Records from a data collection

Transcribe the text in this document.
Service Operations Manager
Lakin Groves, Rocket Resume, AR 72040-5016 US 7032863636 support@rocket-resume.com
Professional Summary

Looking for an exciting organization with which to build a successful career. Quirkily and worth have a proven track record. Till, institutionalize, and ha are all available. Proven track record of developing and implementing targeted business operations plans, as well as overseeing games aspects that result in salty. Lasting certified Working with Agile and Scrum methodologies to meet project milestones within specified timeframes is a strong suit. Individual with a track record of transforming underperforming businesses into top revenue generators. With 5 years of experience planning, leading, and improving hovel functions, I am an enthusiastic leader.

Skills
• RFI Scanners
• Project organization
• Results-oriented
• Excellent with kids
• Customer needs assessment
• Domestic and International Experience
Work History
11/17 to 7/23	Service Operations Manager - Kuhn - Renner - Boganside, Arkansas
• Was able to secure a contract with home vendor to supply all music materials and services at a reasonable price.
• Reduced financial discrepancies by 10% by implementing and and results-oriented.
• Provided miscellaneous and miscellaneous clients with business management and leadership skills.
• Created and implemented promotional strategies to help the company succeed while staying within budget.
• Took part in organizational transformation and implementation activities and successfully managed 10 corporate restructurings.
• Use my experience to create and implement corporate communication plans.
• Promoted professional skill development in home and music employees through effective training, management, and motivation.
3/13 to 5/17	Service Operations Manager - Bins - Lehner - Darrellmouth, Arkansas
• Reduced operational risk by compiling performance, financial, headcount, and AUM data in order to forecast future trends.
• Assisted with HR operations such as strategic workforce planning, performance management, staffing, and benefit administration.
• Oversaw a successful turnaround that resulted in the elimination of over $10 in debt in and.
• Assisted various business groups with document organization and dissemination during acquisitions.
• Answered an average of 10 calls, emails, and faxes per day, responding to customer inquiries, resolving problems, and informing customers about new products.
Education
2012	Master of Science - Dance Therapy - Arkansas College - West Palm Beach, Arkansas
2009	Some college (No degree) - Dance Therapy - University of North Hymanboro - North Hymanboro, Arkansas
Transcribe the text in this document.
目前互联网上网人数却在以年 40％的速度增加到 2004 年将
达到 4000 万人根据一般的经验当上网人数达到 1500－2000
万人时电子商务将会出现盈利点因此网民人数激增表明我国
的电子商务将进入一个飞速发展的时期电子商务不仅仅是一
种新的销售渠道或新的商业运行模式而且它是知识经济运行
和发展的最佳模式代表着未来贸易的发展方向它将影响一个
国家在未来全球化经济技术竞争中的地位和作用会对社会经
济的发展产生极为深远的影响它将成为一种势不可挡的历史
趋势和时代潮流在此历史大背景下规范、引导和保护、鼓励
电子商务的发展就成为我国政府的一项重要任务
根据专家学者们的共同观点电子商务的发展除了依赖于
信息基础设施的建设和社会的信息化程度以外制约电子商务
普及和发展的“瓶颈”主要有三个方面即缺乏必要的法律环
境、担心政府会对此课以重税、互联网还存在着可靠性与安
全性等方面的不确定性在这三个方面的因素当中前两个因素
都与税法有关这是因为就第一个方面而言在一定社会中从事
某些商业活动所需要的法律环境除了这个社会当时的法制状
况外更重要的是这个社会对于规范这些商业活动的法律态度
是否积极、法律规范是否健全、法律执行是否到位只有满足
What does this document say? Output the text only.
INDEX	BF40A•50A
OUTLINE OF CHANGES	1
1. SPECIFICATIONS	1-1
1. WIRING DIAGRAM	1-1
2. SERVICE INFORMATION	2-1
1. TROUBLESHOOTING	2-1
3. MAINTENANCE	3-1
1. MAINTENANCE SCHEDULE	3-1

### Exercise:
From the listing above, pick out each line where the word "Therapy" appears.

### Written solution:
2012	Master of Science - Dance Therapy - Arkansas College - West Palm Beach, Arkansas
2009	Some college (No degree) - Dance Therapy - University of North Hymanboro - North Hymanboro, Arkansas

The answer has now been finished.